BEREITGESTELLTER TEXT:
»»

Geschenktes Wachstum ist nicht nachhaltigBULGARIEN

Geschenktes Wachstum ist nicht nachhaltig

Die Wirtschaft des EU-Neulings ortet jetzt auch Signale der beginnenden Krise. Die großen Erschütterungen stehen erst noch bevor.

Von Michael Derrer

Die Ruhe der Bulgarischen Unternehmer verdunstet. Anstelle der Mantra, die Finanzkrise würde Bulgarien verschonen, verbreitet sich der Alarmzustand. Die Ängste sind begründet, denn die Krise greift von den entwickelten Ländern auf die bis vor kurzem noch schnell wachsenden osteuropäischen Wirtschaften über. Während sich Ungarn und die Ukraine bereits offiziell in der Krise befinden, versuchen andere Länder zu zeigen, dass sie nicht betroffen sind. Dazu gehört auch Bulgarien. Doch die dunklen Prognosen für das Land mehren sich. 

Die Immobilienblase platzt

Jahrelang florierten Bulgariens Winterkurorte in einem vor allem durch britische und irische Investoren getragenen Immobilienboom. Als die internationale Bankenkrise die Kredite zum Austrocknen brachte, implodierte dieser Markt, und der Wert dieser vormals profitablen Geschäfte verflüchtigte sich jäh. Die ausländischen Eigentümer können sich nicht mehr auf steigenden Immobilienpreise und günstigen Hypotheken in ihren Heimatländern abstützen und treten die Flucht an.

Dieses Szenario spielt sich auch in anderen Teilen Osteuropas ab. Zurück bleiben leerstehende Neuwohnungen, nicht fertig gebaute Hotels und riesige stilliegende Kräne. Niemand kauft, der Markt ist eingefroren. So präsentiert sich der Bulgarische Bergkurort Bansko Ende 2008. Ein Drittel der sich in ausländischem Besitz befindlichen ausländischen Wohungen – manche waren über das Internet gekauft worden, ohne dass die Besitzer je einen Fuss in sie gesetzt hatten – sind wieder zum Verkauf ausgeschrieben, manchmal zum halben Preis. Die Immobilienpreise sind hier um etwa vierzig Prozent auf derzeit 600-900 EUR je Quadratmeter gefallen. 

Ganze Hotels für einen Euro

Die Prognosen für das kommende Jahr künden sinkende Touristenzahlen in ganz Südeuropa an und verheißen auch für diesen wichtigen Wirtschaftszweig Bulgariens nichts Gutes.  An der Schwarzmeerküste bieten einige Hotelbesitzer ihre schuldbeladenen Geschäfte für einen Euro zum Verkauf an.
 
Die Nationalbank versichert, dass das Bulgarische Bankensystem die beste Kapitalisierung der ganzen EU besäße - eine Rekapitalisierung der Banken, wie sie in manchen westlichen Ländern erfolgte, werde nicht notwendig sein. Aber ein Grossteil des Bulgarischen Bankensystems wird von Westeuropäischen Banken beherrscht, denen es schlecht geht. Damit wird die Kreditkrise importiert.

««

AUFGABENSTELLUNG:
Stimmen die folgenden Aussagen mit dem Artikel über Bulgarien überein? Beantworten Sie jede mit Ja oder Nein und führen Sie die entscheidenden Worte des Artikels wörtlich an.
1. In Bansko sind die Immobilienpreise um etwa vierzig Prozent gesunken.
2. Der Immobilienboom in den bulgarischen Winterkurorten wurde vor allem von deutschen Investoren getragen.
3. Nach Angaben der Nationalbank wird eine Rekapitalisierung der bulgarischen Banken notwendig sein.
Die Daten sind eigenständiges Material, das mit dem Artikel nicht zusammenhängt.

EXTRAHIERTE INFORMATIONEN:
»»

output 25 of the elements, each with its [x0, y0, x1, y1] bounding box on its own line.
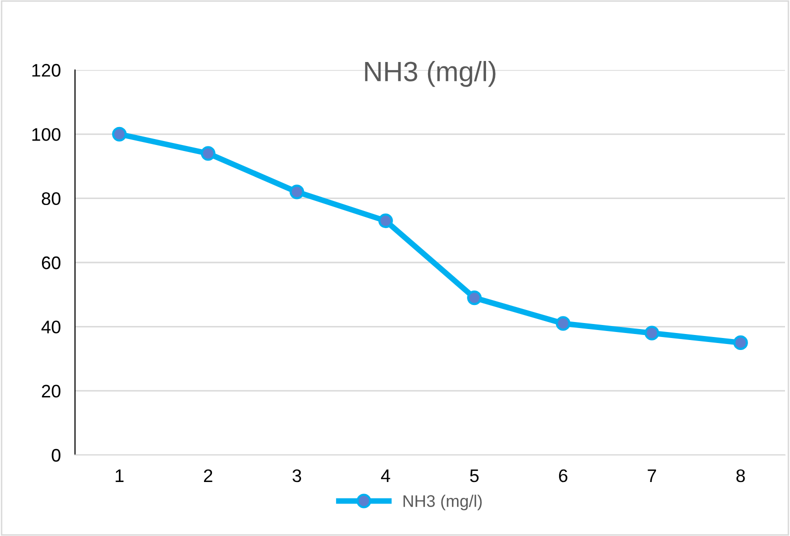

««
»»

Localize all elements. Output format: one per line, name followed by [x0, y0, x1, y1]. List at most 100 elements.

««

SCHRIFTLICHE ANTWORT:
1. Ja: „Die Immobilienpreise sind hier um etwa vierzig Prozent auf derzeit 600-900 EUR je Quadratmeter gefallen.“
2. Nein: „in einem vor allem durch britische und irische Investoren getragenen Immobilienboom“
3. Nein: „eine Rekapitalisierung der Banken, wie sie in manchen westlichen Ländern erfolgte, werde nicht notwendig sein“